====== Data entries ======

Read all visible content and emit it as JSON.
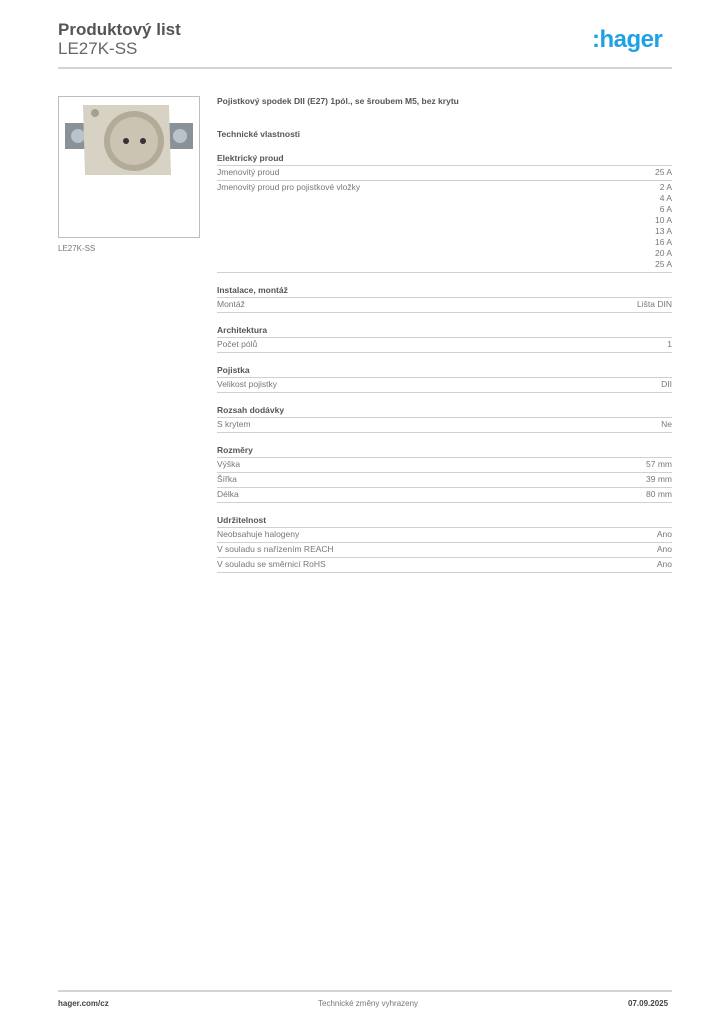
{
  "header": {
    "title": "Produktový list",
    "subtitle": "LE27K-SS",
    "logo": ":hager",
    "brand_color": "#1ea1e6"
  },
  "product": {
    "image_caption": "LE27K-SS",
    "description": "Pojistkový spodek DII (E27) 1pól., se šroubem M5, bez krytu",
    "section_title": "Technické vlastnosti"
  },
  "sections": [
    {
      "title": "Elektrický proud",
      "rows": [
        {
          "label": "Jmenovitý proud",
          "values": [
            "25 A"
          ]
        },
        {
          "label": "Jmenovitý proud pro pojistkové vložky",
          "values": [
            "2 A",
            "4 A",
            "6 A",
            "10 A",
            "13 A",
            "16 A",
            "20 A",
            "25 A"
          ]
        }
      ]
    },
    {
      "title": "Instalace, montáž",
      "rows": [
        {
          "label": "Montáž",
          "values": [
            "Lišta DIN"
          ]
        }
      ]
    },
    {
      "title": "Architektura",
      "rows": [
        {
          "label": "Počet pólů",
          "values": [
            "1"
          ]
        }
      ]
    },
    {
      "title": "Pojistka",
      "rows": [
        {
          "label": "Velikost pojistky",
          "values": [
            "DII"
          ]
        }
      ]
    },
    {
      "title": "Rozsah dodávky",
      "rows": [
        {
          "label": "S krytem",
          "values": [
            "Ne"
          ]
        }
      ]
    },
    {
      "title": "Rozměry",
      "rows": [
        {
          "label": "Výška",
          "values": [
            "57 mm"
          ]
        },
        {
          "label": "Šířka",
          "values": [
            "39 mm"
          ]
        },
        {
          "label": "Délka",
          "values": [
            "80 mm"
          ]
        }
      ]
    },
    {
      "title": "Udržitelnost",
      "rows": [
        {
          "label": "Neobsahuje halogeny",
          "values": [
            "Ano"
          ]
        },
        {
          "label": "V souladu s nařízením REACH",
          "values": [
            "Ano"
          ]
        },
        {
          "label": "V souladu se směrnicí RoHS",
          "values": [
            "Ano"
          ]
        }
      ]
    }
  ],
  "footer": {
    "website": "hager.com/cz",
    "note": "Technické změny vyhrazeny",
    "date": "07.09.2025"
  }
}
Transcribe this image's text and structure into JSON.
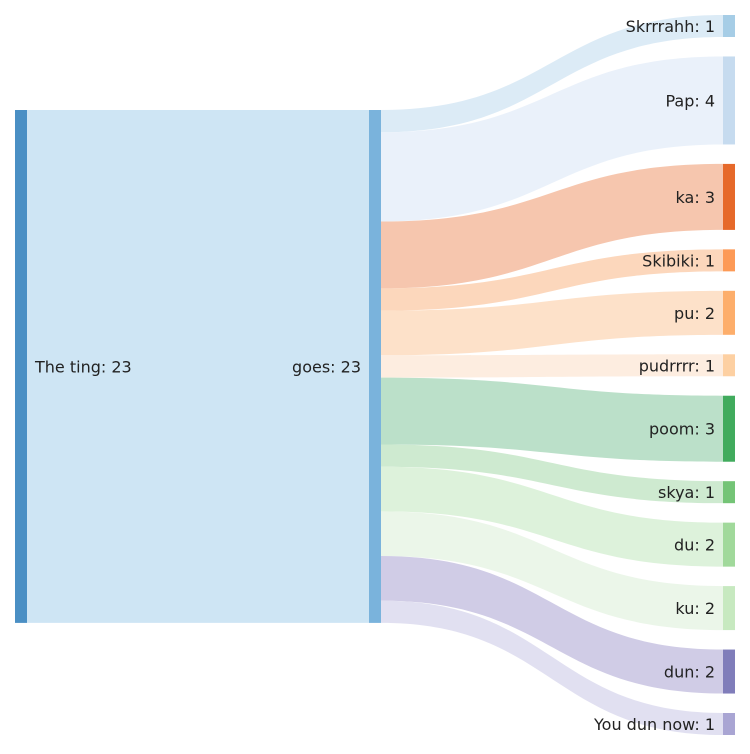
{
  "chart_data": {
    "type": "sankey",
    "nodes": [
      {
        "id": "the_ting",
        "label": "The ting: 23",
        "value": 23,
        "color": "#4a8fc4"
      },
      {
        "id": "goes",
        "label": "goes: 23",
        "value": 23,
        "color": "#7ab3dc"
      },
      {
        "id": "skrrrahh",
        "label": "Skrrrahh: 1",
        "value": 1,
        "color": "#a6cde6",
        "link_color": "#d6e8f5"
      },
      {
        "id": "pap",
        "label": "Pap: 4",
        "value": 4,
        "color": "#c6dbef",
        "link_color": "#e6eff9"
      },
      {
        "id": "ka",
        "label": "ka: 3",
        "value": 3,
        "color": "#e6692a",
        "link_color": "#f5bca0"
      },
      {
        "id": "skibiki",
        "label": "Skibiki: 1",
        "value": 1,
        "color": "#fd9a56",
        "link_color": "#fcd0b0"
      },
      {
        "id": "pu",
        "label": "pu: 2",
        "value": 2,
        "color": "#fdae6b",
        "link_color": "#fddcc0"
      },
      {
        "id": "pudrrrr",
        "label": "pudrrrr: 1",
        "value": 1,
        "color": "#fdd0a2",
        "link_color": "#fdeadb"
      },
      {
        "id": "poom",
        "label": "poom: 3",
        "value": 3,
        "color": "#41ab5d",
        "link_color": "#afdabf"
      },
      {
        "id": "skya",
        "label": "skya: 1",
        "value": 1,
        "color": "#74c476",
        "link_color": "#c6e6c8"
      },
      {
        "id": "du",
        "label": "du: 2",
        "value": 2,
        "color": "#a1d99b",
        "link_color": "#d7f0d5"
      },
      {
        "id": "ku",
        "label": "ku: 2",
        "value": 2,
        "color": "#c7e9c0",
        "link_color": "#e8f5e5"
      },
      {
        "id": "dun",
        "label": "dun: 2",
        "value": 2,
        "color": "#807dba",
        "link_color": "#c8c3e2"
      },
      {
        "id": "you_dun_now",
        "label": "You dun now: 1",
        "value": 1,
        "color": "#a9a5d3",
        "link_color": "#dcdaee"
      }
    ],
    "links": [
      {
        "source": "the_ting",
        "target": "goes",
        "value": 23,
        "color": "#c6e0f2"
      },
      {
        "source": "goes",
        "target": "skrrrahh",
        "value": 1
      },
      {
        "source": "goes",
        "target": "pap",
        "value": 4
      },
      {
        "source": "goes",
        "target": "ka",
        "value": 3
      },
      {
        "source": "goes",
        "target": "skibiki",
        "value": 1
      },
      {
        "source": "goes",
        "target": "pu",
        "value": 2
      },
      {
        "source": "goes",
        "target": "pudrrrr",
        "value": 1
      },
      {
        "source": "goes",
        "target": "poom",
        "value": 3
      },
      {
        "source": "goes",
        "target": "skya",
        "value": 1
      },
      {
        "source": "goes",
        "target": "du",
        "value": 2
      },
      {
        "source": "goes",
        "target": "ku",
        "value": 2
      },
      {
        "source": "goes",
        "target": "dun",
        "value": 2
      },
      {
        "source": "goes",
        "target": "you_dun_now",
        "value": 1
      }
    ]
  }
}
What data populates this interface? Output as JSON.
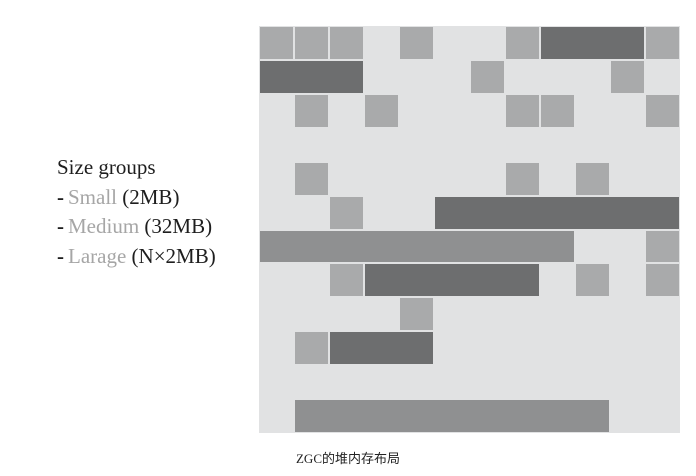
{
  "legend": {
    "title": "Size groups",
    "items": [
      {
        "dash": "-",
        "name": "Small",
        "detail": "(2MB)"
      },
      {
        "dash": "-",
        "name": "Medium",
        "detail": "(32MB)"
      },
      {
        "dash": "-",
        "name": "Larage",
        "detail": "(N×2MB)"
      }
    ]
  },
  "caption": "ZGC的堆内存布局",
  "colors": {
    "heap_background": "#e1e2e3",
    "small": "#a9aaab",
    "medium": "#6d6e6f",
    "large": "#8f9091"
  },
  "heap_grid": {
    "columns": 12,
    "rows": 12,
    "regions": [
      {
        "kind": "small",
        "row": 0,
        "col": 0,
        "span": 1
      },
      {
        "kind": "small",
        "row": 0,
        "col": 1,
        "span": 1
      },
      {
        "kind": "small",
        "row": 0,
        "col": 2,
        "span": 1
      },
      {
        "kind": "small",
        "row": 0,
        "col": 4,
        "span": 1
      },
      {
        "kind": "small",
        "row": 0,
        "col": 7,
        "span": 1
      },
      {
        "kind": "medium",
        "row": 0,
        "col": 8,
        "span": 3
      },
      {
        "kind": "small",
        "row": 0,
        "col": 11,
        "span": 1
      },
      {
        "kind": "medium",
        "row": 1,
        "col": 0,
        "span": 3
      },
      {
        "kind": "small",
        "row": 1,
        "col": 6,
        "span": 1
      },
      {
        "kind": "small",
        "row": 1,
        "col": 10,
        "span": 1
      },
      {
        "kind": "small",
        "row": 2,
        "col": 1,
        "span": 1
      },
      {
        "kind": "small",
        "row": 2,
        "col": 3,
        "span": 1
      },
      {
        "kind": "small",
        "row": 2,
        "col": 7,
        "span": 1
      },
      {
        "kind": "small",
        "row": 2,
        "col": 8,
        "span": 1
      },
      {
        "kind": "small",
        "row": 2,
        "col": 11,
        "span": 1
      },
      {
        "kind": "small",
        "row": 4,
        "col": 1,
        "span": 1
      },
      {
        "kind": "small",
        "row": 4,
        "col": 7,
        "span": 1
      },
      {
        "kind": "small",
        "row": 4,
        "col": 9,
        "span": 1
      },
      {
        "kind": "small",
        "row": 5,
        "col": 2,
        "span": 1
      },
      {
        "kind": "medium",
        "row": 5,
        "col": 5,
        "span": 7
      },
      {
        "kind": "large",
        "row": 6,
        "col": 0,
        "span": 9
      },
      {
        "kind": "small",
        "row": 6,
        "col": 11,
        "span": 1
      },
      {
        "kind": "small",
        "row": 7,
        "col": 2,
        "span": 1
      },
      {
        "kind": "medium",
        "row": 7,
        "col": 3,
        "span": 5
      },
      {
        "kind": "small",
        "row": 7,
        "col": 9,
        "span": 1
      },
      {
        "kind": "small",
        "row": 7,
        "col": 11,
        "span": 1
      },
      {
        "kind": "small",
        "row": 8,
        "col": 4,
        "span": 1
      },
      {
        "kind": "small",
        "row": 9,
        "col": 1,
        "span": 1
      },
      {
        "kind": "medium",
        "row": 9,
        "col": 2,
        "span": 3
      },
      {
        "kind": "large",
        "row": 11,
        "col": 1,
        "span": 9
      }
    ]
  }
}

======

§ **Exercise details**: Say how many lines of the data include the word "JSON". Respond with the number alone.

§ **Reply**: 3